=== Records for this task ===

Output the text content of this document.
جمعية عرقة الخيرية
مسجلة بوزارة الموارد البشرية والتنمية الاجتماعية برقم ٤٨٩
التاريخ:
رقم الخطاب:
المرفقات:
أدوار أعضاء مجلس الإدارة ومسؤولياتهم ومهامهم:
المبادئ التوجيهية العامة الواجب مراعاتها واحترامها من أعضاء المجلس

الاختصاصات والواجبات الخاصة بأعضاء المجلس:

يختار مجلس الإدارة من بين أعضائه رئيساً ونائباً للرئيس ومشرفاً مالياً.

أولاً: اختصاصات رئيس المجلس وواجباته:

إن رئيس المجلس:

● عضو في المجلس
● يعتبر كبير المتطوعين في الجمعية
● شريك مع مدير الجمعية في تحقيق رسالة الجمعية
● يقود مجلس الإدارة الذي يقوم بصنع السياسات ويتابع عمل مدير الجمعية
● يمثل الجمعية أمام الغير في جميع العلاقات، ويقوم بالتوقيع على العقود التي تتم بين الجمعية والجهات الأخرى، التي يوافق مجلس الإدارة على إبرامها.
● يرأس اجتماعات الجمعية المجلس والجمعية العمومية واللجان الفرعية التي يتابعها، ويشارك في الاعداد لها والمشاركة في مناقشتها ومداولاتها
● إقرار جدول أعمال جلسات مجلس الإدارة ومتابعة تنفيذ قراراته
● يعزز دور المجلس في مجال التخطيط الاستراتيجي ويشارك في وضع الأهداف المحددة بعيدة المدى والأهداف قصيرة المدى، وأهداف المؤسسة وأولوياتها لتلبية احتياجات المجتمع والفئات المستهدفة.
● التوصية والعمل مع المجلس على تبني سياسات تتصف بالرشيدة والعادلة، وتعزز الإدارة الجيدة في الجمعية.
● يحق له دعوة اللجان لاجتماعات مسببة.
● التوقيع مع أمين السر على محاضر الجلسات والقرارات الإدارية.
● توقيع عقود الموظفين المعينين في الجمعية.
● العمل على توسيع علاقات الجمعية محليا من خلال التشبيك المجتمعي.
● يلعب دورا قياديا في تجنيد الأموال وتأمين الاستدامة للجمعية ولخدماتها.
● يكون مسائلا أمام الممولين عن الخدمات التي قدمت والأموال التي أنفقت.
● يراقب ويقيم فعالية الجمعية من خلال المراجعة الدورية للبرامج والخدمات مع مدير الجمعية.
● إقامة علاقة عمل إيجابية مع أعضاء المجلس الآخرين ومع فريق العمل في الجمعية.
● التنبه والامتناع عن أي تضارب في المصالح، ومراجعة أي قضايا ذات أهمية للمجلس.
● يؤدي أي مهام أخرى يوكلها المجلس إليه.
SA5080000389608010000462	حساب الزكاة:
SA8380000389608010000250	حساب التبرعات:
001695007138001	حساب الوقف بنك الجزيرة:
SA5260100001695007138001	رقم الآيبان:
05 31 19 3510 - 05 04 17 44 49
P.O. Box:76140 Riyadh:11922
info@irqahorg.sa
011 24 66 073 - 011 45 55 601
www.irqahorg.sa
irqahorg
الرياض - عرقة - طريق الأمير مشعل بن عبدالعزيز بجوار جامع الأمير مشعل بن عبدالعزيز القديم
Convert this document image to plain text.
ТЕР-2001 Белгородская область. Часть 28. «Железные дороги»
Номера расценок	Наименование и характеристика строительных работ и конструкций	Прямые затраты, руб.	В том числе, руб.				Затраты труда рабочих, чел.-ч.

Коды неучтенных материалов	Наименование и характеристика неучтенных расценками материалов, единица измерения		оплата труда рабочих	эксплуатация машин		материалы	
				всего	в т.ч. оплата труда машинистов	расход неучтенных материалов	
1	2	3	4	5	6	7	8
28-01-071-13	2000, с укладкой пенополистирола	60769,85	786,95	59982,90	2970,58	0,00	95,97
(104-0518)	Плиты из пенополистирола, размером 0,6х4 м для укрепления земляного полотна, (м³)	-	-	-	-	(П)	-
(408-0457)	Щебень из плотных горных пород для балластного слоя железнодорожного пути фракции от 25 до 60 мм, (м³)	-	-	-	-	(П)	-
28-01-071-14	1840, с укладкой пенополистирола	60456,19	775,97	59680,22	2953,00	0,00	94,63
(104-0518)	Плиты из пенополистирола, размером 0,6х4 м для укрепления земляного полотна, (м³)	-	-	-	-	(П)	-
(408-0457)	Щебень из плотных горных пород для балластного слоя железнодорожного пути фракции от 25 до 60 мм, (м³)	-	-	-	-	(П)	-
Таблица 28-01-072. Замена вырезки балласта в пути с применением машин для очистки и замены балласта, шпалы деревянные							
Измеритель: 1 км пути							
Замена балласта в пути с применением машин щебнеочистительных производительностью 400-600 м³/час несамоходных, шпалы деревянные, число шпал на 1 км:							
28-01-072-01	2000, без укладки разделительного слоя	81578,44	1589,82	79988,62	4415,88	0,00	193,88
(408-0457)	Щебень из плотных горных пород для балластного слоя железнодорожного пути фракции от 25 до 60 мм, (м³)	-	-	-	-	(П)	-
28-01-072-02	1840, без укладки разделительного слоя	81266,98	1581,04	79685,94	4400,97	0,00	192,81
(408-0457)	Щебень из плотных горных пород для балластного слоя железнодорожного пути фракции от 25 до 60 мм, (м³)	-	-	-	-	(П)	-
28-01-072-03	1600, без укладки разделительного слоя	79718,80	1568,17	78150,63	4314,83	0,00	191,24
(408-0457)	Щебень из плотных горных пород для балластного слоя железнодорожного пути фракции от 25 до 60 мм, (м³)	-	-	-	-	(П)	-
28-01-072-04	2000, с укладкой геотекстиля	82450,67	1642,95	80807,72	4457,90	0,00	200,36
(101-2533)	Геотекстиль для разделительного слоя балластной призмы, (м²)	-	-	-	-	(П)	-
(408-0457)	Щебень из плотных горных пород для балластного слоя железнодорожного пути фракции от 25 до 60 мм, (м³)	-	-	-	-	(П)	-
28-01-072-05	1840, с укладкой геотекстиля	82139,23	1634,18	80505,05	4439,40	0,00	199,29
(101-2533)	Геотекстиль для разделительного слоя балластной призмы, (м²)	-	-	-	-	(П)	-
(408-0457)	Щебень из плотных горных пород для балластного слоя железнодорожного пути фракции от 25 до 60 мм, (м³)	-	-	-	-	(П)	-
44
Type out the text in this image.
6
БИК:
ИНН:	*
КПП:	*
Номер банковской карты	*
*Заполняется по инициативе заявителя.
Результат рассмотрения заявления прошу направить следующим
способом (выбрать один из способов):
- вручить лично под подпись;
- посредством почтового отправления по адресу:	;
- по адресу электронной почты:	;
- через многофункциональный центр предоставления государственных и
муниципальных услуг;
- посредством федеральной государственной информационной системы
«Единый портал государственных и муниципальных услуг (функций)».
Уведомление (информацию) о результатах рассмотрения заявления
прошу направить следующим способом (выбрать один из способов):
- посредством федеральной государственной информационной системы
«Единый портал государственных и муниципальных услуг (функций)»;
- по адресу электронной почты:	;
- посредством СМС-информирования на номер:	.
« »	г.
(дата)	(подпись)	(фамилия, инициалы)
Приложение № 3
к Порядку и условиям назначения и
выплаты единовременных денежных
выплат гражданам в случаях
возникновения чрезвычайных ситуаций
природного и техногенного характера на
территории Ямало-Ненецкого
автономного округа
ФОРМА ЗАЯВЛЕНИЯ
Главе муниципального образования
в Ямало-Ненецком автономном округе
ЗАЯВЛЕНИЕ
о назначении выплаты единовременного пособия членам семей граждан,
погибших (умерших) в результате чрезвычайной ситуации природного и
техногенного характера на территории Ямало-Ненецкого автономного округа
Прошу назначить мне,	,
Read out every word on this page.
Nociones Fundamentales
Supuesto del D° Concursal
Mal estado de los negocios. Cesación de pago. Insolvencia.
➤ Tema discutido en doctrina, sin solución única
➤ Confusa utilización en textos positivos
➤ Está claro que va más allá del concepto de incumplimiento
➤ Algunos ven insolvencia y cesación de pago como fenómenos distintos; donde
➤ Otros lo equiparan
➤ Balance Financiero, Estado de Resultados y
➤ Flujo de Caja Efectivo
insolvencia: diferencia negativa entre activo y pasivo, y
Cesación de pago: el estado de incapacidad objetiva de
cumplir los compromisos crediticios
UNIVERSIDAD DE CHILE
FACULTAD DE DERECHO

===

Goal of the exercise: Filter the data for the string "деревянные" and copy every line that has it.

Finished task:
Таблица 28-01-072. Замена вырезки балласта в пути с применением машин для очистки и замены балласта, шпалы деревянные							
Замена балласта в пути с применением машин щебнеочистительных производительностью 400-600 м³/час несамоходных, шпалы деревянные, число шпал на 1 км:							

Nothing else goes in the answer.